#### [TASK INSTRUCTIONS]
Repeat the records below exactly.

#### [Stored data entries]

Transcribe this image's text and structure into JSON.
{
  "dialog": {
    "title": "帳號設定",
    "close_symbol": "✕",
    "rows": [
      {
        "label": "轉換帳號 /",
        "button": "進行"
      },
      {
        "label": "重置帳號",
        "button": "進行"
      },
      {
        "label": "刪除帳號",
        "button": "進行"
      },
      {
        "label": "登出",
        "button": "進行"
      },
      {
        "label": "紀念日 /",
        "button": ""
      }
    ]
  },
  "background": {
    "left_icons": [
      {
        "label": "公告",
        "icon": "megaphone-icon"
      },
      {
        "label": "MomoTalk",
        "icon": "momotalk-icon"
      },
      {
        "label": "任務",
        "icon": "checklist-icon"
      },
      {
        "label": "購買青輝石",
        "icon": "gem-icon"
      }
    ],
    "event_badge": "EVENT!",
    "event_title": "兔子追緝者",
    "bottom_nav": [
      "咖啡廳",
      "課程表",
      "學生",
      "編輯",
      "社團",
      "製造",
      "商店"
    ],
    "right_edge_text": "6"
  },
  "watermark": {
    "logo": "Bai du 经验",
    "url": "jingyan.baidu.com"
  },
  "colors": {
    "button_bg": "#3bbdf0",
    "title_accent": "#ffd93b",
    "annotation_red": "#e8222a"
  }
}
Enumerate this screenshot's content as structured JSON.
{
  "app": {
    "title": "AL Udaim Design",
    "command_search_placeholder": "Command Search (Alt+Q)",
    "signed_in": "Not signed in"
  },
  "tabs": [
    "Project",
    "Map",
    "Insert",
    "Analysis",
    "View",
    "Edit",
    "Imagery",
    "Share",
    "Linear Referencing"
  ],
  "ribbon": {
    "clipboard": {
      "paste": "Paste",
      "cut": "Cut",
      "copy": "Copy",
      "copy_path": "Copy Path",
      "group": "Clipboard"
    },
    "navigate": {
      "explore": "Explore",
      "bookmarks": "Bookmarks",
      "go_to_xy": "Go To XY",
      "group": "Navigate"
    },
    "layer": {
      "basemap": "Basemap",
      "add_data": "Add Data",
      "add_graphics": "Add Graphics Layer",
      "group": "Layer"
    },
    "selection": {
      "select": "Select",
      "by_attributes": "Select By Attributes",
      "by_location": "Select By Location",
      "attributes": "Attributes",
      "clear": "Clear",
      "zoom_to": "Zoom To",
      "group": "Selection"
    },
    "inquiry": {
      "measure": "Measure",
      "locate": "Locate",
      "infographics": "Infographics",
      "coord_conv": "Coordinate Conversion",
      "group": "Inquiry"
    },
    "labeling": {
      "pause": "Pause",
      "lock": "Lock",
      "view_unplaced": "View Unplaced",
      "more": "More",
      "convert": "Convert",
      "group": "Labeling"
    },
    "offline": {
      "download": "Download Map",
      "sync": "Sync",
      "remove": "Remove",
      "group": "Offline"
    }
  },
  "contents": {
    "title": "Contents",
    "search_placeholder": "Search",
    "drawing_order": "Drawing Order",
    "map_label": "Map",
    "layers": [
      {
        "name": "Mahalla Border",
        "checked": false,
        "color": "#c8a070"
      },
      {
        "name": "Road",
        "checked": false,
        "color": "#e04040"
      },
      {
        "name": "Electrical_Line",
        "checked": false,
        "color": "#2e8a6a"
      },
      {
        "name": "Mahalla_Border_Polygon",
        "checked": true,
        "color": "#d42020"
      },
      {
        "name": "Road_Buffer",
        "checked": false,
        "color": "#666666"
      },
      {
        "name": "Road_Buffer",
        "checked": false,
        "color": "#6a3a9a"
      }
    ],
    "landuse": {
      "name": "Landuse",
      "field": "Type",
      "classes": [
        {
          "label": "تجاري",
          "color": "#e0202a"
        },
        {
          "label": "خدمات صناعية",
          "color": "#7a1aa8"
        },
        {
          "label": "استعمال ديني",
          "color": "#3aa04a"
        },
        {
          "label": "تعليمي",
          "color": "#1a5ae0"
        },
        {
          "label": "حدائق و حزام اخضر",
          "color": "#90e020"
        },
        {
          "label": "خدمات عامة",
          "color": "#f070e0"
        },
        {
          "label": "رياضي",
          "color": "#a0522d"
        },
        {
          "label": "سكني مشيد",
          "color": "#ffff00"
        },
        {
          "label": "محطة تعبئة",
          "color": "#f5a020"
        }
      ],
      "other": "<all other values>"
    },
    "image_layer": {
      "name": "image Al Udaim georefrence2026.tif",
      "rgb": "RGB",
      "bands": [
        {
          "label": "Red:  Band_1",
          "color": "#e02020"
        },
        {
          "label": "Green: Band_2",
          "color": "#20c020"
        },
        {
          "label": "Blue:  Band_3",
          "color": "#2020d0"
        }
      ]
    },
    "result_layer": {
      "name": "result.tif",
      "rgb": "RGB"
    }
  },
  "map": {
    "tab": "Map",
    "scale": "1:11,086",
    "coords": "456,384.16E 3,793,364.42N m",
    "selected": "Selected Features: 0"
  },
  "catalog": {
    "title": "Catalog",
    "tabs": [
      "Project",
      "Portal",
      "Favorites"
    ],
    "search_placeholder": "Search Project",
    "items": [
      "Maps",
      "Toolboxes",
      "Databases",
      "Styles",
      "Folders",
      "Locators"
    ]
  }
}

#### [RESULT FOR THIS TASK]
Transcribe this image's text and structure into JSON.
{
  "dialog": {
    "title": "帳號設定",
    "close_symbol": "✕",
    "rows": [
      {
        "label": "轉換帳號 /",
        "button": "進行"
      },
      {
        "label": "重置帳號",
        "button": "進行"
      },
      {
        "label": "刪除帳號",
        "button": "進行"
      },
      {
        "label": "登出",
        "button": "進行"
      },
      {
        "label": "紀念日 /",
        "button": ""
      }
    ]
  },
  "background": {
    "left_icons": [
      {
        "label": "公告",
        "icon": "megaphone-icon"
      },
      {
        "label": "MomoTalk",
        "icon": "momotalk-icon"
      },
      {
        "label": "任務",
        "icon": "checklist-icon"
      },
      {
        "label": "購買青輝石",
        "icon": "gem-icon"
      }
    ],
    "event_badge": "EVENT!",
    "event_title": "兔子追緝者",
    "bottom_nav": [
      "咖啡廳",
      "課程表",
      "學生",
      "編輯",
      "社團",
      "製造",
      "商店"
    ],
    "right_edge_text": "6"
  },
  "watermark": {
    "logo": "Bai du 经验",
    "url": "jingyan.baidu.com"
  },
  "colors": {
    "button_bg": "#3bbdf0",
    "title_accent": "#ffd93b",
    "annotation_red": "#e8222a"
  }
}
Enumerate this screenshot's content as structured JSON.
{
  "app": {
    "title": "AL Udaim Design",
    "command_search_placeholder": "Command Search (Alt+Q)",
    "signed_in": "Not signed in"
  },
  "tabs": [
    "Project",
    "Map",
    "Insert",
    "Analysis",
    "View",
    "Edit",
    "Imagery",
    "Share",
    "Linear Referencing"
  ],
  "ribbon": {
    "clipboard": {
      "paste": "Paste",
      "cut": "Cut",
      "copy": "Copy",
      "copy_path": "Copy Path",
      "group": "Clipboard"
    },
    "navigate": {
      "explore": "Explore",
      "bookmarks": "Bookmarks",
      "go_to_xy": "Go To XY",
      "group": "Navigate"
    },
    "layer": {
      "basemap": "Basemap",
      "add_data": "Add Data",
      "add_graphics": "Add Graphics Layer",
      "group": "Layer"
    },
    "selection": {
      "select": "Select",
      "by_attributes": "Select By Attributes",
      "by_location": "Select By Location",
      "attributes": "Attributes",
      "clear": "Clear",
      "zoom_to": "Zoom To",
      "group": "Selection"
    },
    "inquiry": {
      "measure": "Measure",
      "locate": "Locate",
      "infographics": "Infographics",
      "coord_conv": "Coordinate Conversion",
      "group": "Inquiry"
    },
    "labeling": {
      "pause": "Pause",
      "lock": "Lock",
      "view_unplaced": "View Unplaced",
      "more": "More",
      "convert": "Convert",
      "group": "Labeling"
    },
    "offline": {
      "download": "Download Map",
      "sync": "Sync",
      "remove": "Remove",
      "group": "Offline"
    }
  },
  "contents": {
    "title": "Contents",
    "search_placeholder": "Search",
    "drawing_order": "Drawing Order",
    "map_label": "Map",
    "layers": [
      {
        "name": "Mahalla Border",
        "checked": false,
        "color": "#c8a070"
      },
      {
        "name": "Road",
        "checked": false,
        "color": "#e04040"
      },
      {
        "name": "Electrical_Line",
        "checked": false,
        "color": "#2e8a6a"
      },
      {
        "name": "Mahalla_Border_Polygon",
        "checked": true,
        "color": "#d42020"
      },
      {
        "name": "Road_Buffer",
        "checked": false,
        "color": "#666666"
      },
      {
        "name": "Road_Buffer",
        "checked": false,
        "color": "#6a3a9a"
      }
    ],
    "landuse": {
      "name": "Landuse",
      "field": "Type",
      "classes": [
        {
          "label": "تجاري",
          "color": "#e0202a"
        },
        {
          "label": "خدمات صناعية",
          "color": "#7a1aa8"
        },
        {
          "label": "استعمال ديني",
          "color": "#3aa04a"
        },
        {
          "label": "تعليمي",
          "color": "#1a5ae0"
        },
        {
          "label": "حدائق و حزام اخضر",
          "color": "#90e020"
        },
        {
          "label": "خدمات عامة",
          "color": "#f070e0"
        },
        {
          "label": "رياضي",
          "color": "#a0522d"
        },
        {
          "label": "سكني مشيد",
          "color": "#ffff00"
        },
        {
          "label": "محطة تعبئة",
          "color": "#f5a020"
        }
      ],
      "other": "<all other values>"
    },
    "image_layer": {
      "name": "image Al Udaim georefrence2026.tif",
      "rgb": "RGB",
      "bands": [
        {
          "label": "Red:  Band_1",
          "color": "#e02020"
        },
        {
          "label": "Green: Band_2",
          "color": "#20c020"
        },
        {
          "label": "Blue:  Band_3",
          "color": "#2020d0"
        }
      ]
    },
    "result_layer": {
      "name": "result.tif",
      "rgb": "RGB"
    }
  },
  "map": {
    "tab": "Map",
    "scale": "1:11,086",
    "coords": "456,384.16E 3,793,364.42N m",
    "selected": "Selected Features: 0"
  },
  "catalog": {
    "title": "Catalog",
    "tabs": [
      "Project",
      "Portal",
      "Favorites"
    ],
    "search_placeholder": "Search Project",
    "items": [
      "Maps",
      "Toolboxes",
      "Databases",
      "Styles",
      "Folders",
      "Locators"
    ]
  }
}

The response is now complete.